**DATASET**
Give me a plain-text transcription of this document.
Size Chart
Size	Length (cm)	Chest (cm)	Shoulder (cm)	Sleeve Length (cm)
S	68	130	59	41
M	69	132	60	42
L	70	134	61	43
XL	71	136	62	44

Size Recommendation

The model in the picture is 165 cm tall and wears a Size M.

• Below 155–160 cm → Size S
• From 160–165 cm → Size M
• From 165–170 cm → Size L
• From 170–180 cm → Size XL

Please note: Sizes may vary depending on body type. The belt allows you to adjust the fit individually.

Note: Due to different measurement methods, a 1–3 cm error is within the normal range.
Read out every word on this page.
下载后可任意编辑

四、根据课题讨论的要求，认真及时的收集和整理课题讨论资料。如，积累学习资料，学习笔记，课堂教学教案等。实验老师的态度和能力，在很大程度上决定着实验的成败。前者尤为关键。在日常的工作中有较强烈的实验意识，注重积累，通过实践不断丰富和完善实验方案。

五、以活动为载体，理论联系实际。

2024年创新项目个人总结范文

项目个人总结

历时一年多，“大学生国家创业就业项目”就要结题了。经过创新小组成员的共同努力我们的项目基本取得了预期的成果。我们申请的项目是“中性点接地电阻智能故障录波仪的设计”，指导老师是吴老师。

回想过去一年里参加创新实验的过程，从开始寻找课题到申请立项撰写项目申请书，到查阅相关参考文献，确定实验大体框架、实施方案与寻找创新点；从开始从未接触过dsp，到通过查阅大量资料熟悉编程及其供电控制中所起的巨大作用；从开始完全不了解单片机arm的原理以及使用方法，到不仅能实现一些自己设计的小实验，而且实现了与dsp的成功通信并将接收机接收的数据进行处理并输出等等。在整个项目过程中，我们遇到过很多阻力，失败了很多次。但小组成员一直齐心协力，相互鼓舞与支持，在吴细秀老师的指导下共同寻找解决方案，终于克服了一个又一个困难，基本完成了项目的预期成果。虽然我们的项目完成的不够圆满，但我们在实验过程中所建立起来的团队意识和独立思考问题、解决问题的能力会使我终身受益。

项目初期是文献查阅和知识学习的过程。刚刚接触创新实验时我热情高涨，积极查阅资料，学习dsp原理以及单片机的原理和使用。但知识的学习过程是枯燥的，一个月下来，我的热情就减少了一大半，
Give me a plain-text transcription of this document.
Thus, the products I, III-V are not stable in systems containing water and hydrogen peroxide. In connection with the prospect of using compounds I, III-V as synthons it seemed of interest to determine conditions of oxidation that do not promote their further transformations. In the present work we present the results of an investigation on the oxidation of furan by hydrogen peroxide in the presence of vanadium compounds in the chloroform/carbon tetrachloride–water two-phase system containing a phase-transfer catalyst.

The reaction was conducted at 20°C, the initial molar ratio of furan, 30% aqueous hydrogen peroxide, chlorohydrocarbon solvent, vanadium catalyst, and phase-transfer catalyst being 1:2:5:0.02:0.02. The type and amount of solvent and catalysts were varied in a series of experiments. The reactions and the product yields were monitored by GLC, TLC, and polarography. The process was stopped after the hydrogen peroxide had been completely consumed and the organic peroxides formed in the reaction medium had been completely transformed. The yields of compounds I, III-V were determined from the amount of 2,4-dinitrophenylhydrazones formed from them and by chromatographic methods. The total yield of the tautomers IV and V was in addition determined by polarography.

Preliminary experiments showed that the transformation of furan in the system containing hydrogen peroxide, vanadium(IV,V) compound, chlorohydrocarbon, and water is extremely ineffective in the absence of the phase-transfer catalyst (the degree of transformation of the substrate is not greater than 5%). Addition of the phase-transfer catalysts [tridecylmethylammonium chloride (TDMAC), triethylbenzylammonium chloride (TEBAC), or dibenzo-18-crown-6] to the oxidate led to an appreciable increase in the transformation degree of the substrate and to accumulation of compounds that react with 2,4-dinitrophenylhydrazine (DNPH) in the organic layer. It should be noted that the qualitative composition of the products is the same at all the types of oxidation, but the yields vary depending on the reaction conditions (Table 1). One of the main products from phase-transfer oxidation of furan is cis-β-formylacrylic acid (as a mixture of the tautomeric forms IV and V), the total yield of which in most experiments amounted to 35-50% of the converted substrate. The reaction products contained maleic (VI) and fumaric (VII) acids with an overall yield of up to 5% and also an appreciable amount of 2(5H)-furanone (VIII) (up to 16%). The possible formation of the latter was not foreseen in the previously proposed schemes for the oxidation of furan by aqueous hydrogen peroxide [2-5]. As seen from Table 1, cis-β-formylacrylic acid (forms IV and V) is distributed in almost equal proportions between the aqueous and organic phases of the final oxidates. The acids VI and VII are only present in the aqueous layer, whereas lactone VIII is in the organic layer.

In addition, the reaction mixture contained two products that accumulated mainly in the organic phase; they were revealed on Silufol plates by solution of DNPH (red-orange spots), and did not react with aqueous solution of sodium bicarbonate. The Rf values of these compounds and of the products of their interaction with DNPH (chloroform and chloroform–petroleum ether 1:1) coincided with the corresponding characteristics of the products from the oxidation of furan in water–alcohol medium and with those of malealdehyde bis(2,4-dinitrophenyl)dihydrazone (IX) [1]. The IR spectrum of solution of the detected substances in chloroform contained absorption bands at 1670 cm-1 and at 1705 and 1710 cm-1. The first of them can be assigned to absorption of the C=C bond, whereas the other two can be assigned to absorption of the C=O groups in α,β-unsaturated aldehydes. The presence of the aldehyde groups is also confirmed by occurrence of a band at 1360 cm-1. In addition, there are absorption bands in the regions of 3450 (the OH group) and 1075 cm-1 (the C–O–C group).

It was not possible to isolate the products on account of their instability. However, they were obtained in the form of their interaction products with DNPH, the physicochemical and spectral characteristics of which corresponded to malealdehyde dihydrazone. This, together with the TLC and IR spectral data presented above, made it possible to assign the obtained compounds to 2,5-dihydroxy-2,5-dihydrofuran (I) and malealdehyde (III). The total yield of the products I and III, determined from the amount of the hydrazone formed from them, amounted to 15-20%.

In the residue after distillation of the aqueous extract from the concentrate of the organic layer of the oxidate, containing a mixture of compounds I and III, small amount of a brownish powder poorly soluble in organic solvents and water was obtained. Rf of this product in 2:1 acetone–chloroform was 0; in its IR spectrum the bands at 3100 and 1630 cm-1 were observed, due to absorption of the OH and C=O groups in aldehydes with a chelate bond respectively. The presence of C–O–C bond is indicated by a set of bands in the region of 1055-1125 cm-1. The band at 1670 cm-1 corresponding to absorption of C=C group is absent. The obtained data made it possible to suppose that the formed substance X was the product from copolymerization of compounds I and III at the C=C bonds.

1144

**YOUR TASK**
Print back all the lines verbatim.

**OUTPUT FOR THIS EXERCISE**
Give me a plain-text transcription of this document.
Size Chart
Size	Length (cm)	Chest (cm)	Shoulder (cm)	Sleeve Length (cm)
S	68	130	59	41
M	69	132	60	42
L	70	134	61	43
XL	71	136	62	44

Size Recommendation

The model in the picture is 165 cm tall and wears a Size M.

• Below 155–160 cm → Size S
• From 160–165 cm → Size M
• From 165–170 cm → Size L
• From 170–180 cm → Size XL

Please note: Sizes may vary depending on body type. The belt allows you to adjust the fit individually.

Note: Due to different measurement methods, a 1–3 cm error is within the normal range.
Read out every word on this page.
下载后可任意编辑

四、根据课题讨论的要求，认真及时的收集和整理课题讨论资料。如，积累学习资料，学习笔记，课堂教学教案等。实验老师的态度和能力，在很大程度上决定着实验的成败。前者尤为关键。在日常的工作中有较强烈的实验意识，注重积累，通过实践不断丰富和完善实验方案。

五、以活动为载体，理论联系实际。

2024年创新项目个人总结范文

项目个人总结

历时一年多，“大学生国家创业就业项目”就要结题了。经过创新小组成员的共同努力我们的项目基本取得了预期的成果。我们申请的项目是“中性点接地电阻智能故障录波仪的设计”，指导老师是吴老师。

回想过去一年里参加创新实验的过程，从开始寻找课题到申请立项撰写项目申请书，到查阅相关参考文献，确定实验大体框架、实施方案与寻找创新点；从开始从未接触过dsp，到通过查阅大量资料熟悉编程及其供电控制中所起的巨大作用；从开始完全不了解单片机arm的原理以及使用方法，到不仅能实现一些自己设计的小实验，而且实现了与dsp的成功通信并将接收机接收的数据进行处理并输出等等。在整个项目过程中，我们遇到过很多阻力，失败了很多次。但小组成员一直齐心协力，相互鼓舞与支持，在吴细秀老师的指导下共同寻找解决方案，终于克服了一个又一个困难，基本完成了项目的预期成果。虽然我们的项目完成的不够圆满，但我们在实验过程中所建立起来的团队意识和独立思考问题、解决问题的能力会使我终身受益。

项目初期是文献查阅和知识学习的过程。刚刚接触创新实验时我热情高涨，积极查阅资料，学习dsp原理以及单片机的原理和使用。但知识的学习过程是枯燥的，一个月下来，我的热情就减少了一大半，
Give me a plain-text transcription of this document.
Thus, the products I, III-V are not stable in systems containing water and hydrogen peroxide. In connection with the prospect of using compounds I, III-V as synthons it seemed of interest to determine conditions of oxidation that do not promote their further transformations. In the present work we present the results of an investigation on the oxidation of furan by hydrogen peroxide in the presence of vanadium compounds in the chloroform/carbon tetrachloride–water two-phase system containing a phase-transfer catalyst.

The reaction was conducted at 20°C, the initial molar ratio of furan, 30% aqueous hydrogen peroxide, chlorohydrocarbon solvent, vanadium catalyst, and phase-transfer catalyst being 1:2:5:0.02:0.02. The type and amount of solvent and catalysts were varied in a series of experiments. The reactions and the product yields were monitored by GLC, TLC, and polarography. The process was stopped after the hydrogen peroxide had been completely consumed and the organic peroxides formed in the reaction medium had been completely transformed. The yields of compounds I, III-V were determined from the amount of 2,4-dinitrophenylhydrazones formed from them and by chromatographic methods. The total yield of the tautomers IV and V was in addition determined by polarography.

Preliminary experiments showed that the transformation of furan in the system containing hydrogen peroxide, vanadium(IV,V) compound, chlorohydrocarbon, and water is extremely ineffective in the absence of the phase-transfer catalyst (the degree of transformation of the substrate is not greater than 5%). Addition of the phase-transfer catalysts [tridecylmethylammonium chloride (TDMAC), triethylbenzylammonium chloride (TEBAC), or dibenzo-18-crown-6] to the oxidate led to an appreciable increase in the transformation degree of the substrate and to accumulation of compounds that react with 2,4-dinitrophenylhydrazine (DNPH) in the organic layer. It should be noted that the qualitative composition of the products is the same at all the types of oxidation, but the yields vary depending on the reaction conditions (Table 1). One of the main products from phase-transfer oxidation of furan is cis-β-formylacrylic acid (as a mixture of the tautomeric forms IV and V), the total yield of which in most experiments amounted to 35-50% of the converted substrate. The reaction products contained maleic (VI) and fumaric (VII) acids with an overall yield of up to 5% and also an appreciable amount of 2(5H)-furanone (VIII) (up to 16%). The possible formation of the latter was not foreseen in the previously proposed schemes for the oxidation of furan by aqueous hydrogen peroxide [2-5]. As seen from Table 1, cis-β-formylacrylic acid (forms IV and V) is distributed in almost equal proportions between the aqueous and organic phases of the final oxidates. The acids VI and VII are only present in the aqueous layer, whereas lactone VIII is in the organic layer.

In addition, the reaction mixture contained two products that accumulated mainly in the organic phase; they were revealed on Silufol plates by solution of DNPH (red-orange spots), and did not react with aqueous solution of sodium bicarbonate. The Rf values of these compounds and of the products of their interaction with DNPH (chloroform and chloroform–petroleum ether 1:1) coincided with the corresponding characteristics of the products from the oxidation of furan in water–alcohol medium and with those of malealdehyde bis(2,4-dinitrophenyl)dihydrazone (IX) [1]. The IR spectrum of solution of the detected substances in chloroform contained absorption bands at 1670 cm-1 and at 1705 and 1710 cm-1. The first of them can be assigned to absorption of the C=C bond, whereas the other two can be assigned to absorption of the C=O groups in α,β-unsaturated aldehydes. The presence of the aldehyde groups is also confirmed by occurrence of a band at 1360 cm-1. In addition, there are absorption bands in the regions of 3450 (the OH group) and 1075 cm-1 (the C–O–C group).

It was not possible to isolate the products on account of their instability. However, they were obtained in the form of their interaction products with DNPH, the physicochemical and spectral characteristics of which corresponded to malealdehyde dihydrazone. This, together with the TLC and IR spectral data presented above, made it possible to assign the obtained compounds to 2,5-dihydroxy-2,5-dihydrofuran (I) and malealdehyde (III). The total yield of the products I and III, determined from the amount of the hydrazone formed from them, amounted to 15-20%.

In the residue after distillation of the aqueous extract from the concentrate of the organic layer of the oxidate, containing a mixture of compounds I and III, small amount of a brownish powder poorly soluble in organic solvents and water was obtained. Rf of this product in 2:1 acetone–chloroform was 0; in its IR spectrum the bands at 3100 and 1630 cm-1 were observed, due to absorption of the OH and C=O groups in aldehydes with a chelate bond respectively. The presence of C–O–C bond is indicated by a set of bands in the region of 1055-1125 cm-1. The band at 1670 cm-1 corresponding to absorption of C=C group is absent. The obtained data made it possible to suppose that the formed substance X was the product from copolymerization of compounds I and III at the C=C bonds.

1144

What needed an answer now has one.